----- Data
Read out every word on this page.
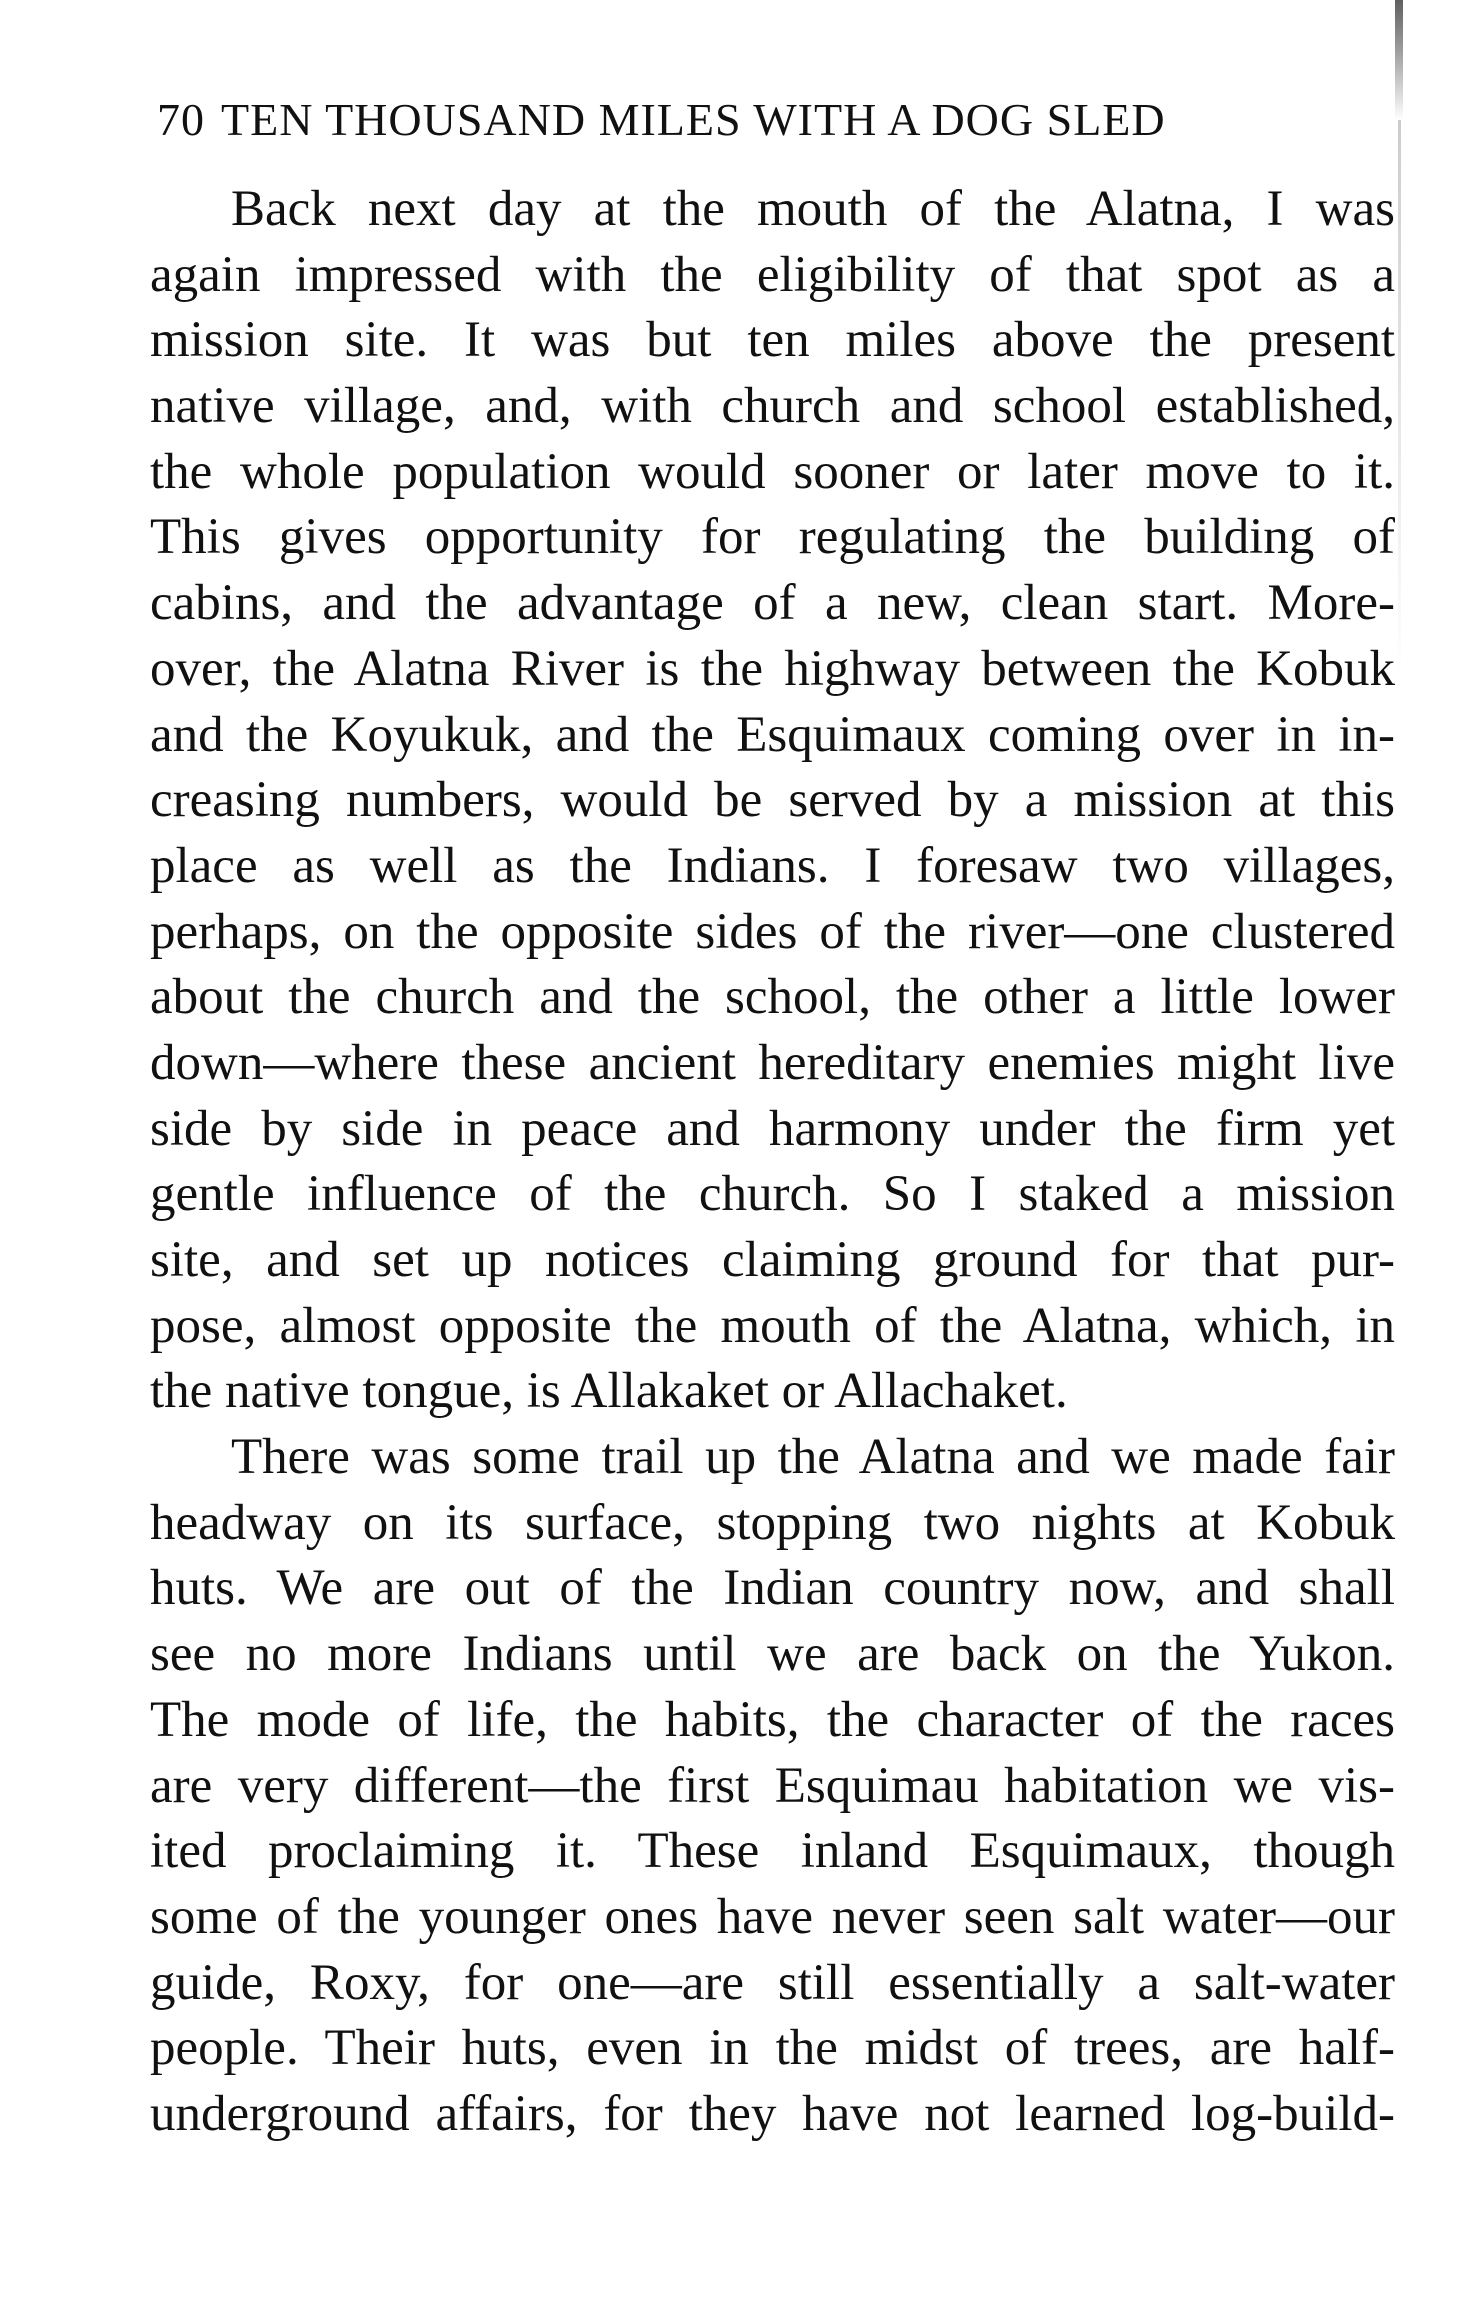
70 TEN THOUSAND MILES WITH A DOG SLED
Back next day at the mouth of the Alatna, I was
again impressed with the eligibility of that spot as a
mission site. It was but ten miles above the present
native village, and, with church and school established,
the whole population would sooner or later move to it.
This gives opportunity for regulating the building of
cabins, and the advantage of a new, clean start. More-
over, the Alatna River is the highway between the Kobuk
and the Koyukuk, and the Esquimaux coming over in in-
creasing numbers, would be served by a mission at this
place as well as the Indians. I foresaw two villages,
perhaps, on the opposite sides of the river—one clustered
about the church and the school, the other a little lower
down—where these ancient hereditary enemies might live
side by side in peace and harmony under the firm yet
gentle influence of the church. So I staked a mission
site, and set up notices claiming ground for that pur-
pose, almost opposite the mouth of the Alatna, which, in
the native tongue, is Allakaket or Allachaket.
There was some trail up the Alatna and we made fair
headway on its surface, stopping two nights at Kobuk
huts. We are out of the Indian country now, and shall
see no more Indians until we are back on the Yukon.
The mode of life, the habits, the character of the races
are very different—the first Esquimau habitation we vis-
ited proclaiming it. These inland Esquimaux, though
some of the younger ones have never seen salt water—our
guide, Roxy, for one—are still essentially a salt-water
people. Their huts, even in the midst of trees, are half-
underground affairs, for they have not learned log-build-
----------
» **Do this**: Repeat each entry exactly as it appears; skip any picture.

» **Task output**:
Read out every word on this page.
70 TEN THOUSAND MILES WITH A DOG SLED
Back next day at the mouth of the Alatna, I was
again impressed with the eligibility of that spot as a
mission site. It was but ten miles above the present
native village, and, with church and school established,
the whole population would sooner or later move to it.
This gives opportunity for regulating the building of
cabins, and the advantage of a new, clean start. More-
over, the Alatna River is the highway between the Kobuk
and the Koyukuk, and the Esquimaux coming over in in-
creasing numbers, would be served by a mission at this
place as well as the Indians. I foresaw two villages,
perhaps, on the opposite sides of the river—one clustered
about the church and the school, the other a little lower
down—where these ancient hereditary enemies might live
side by side in peace and harmony under the firm yet
gentle influence of the church. So I staked a mission
site, and set up notices claiming ground for that pur-
pose, almost opposite the mouth of the Alatna, which, in
the native tongue, is Allakaket or Allachaket.
There was some trail up the Alatna and we made fair
headway on its surface, stopping two nights at Kobuk
huts. We are out of the Indian country now, and shall
see no more Indians until we are back on the Yukon.
The mode of life, the habits, the character of the races
are very different—the first Esquimau habitation we vis-
ited proclaiming it. These inland Esquimaux, though
some of the younger ones have never seen salt water—our
guide, Roxy, for one—are still essentially a salt-water
people. Their huts, even in the midst of trees, are half-
underground affairs, for they have not learned log-build-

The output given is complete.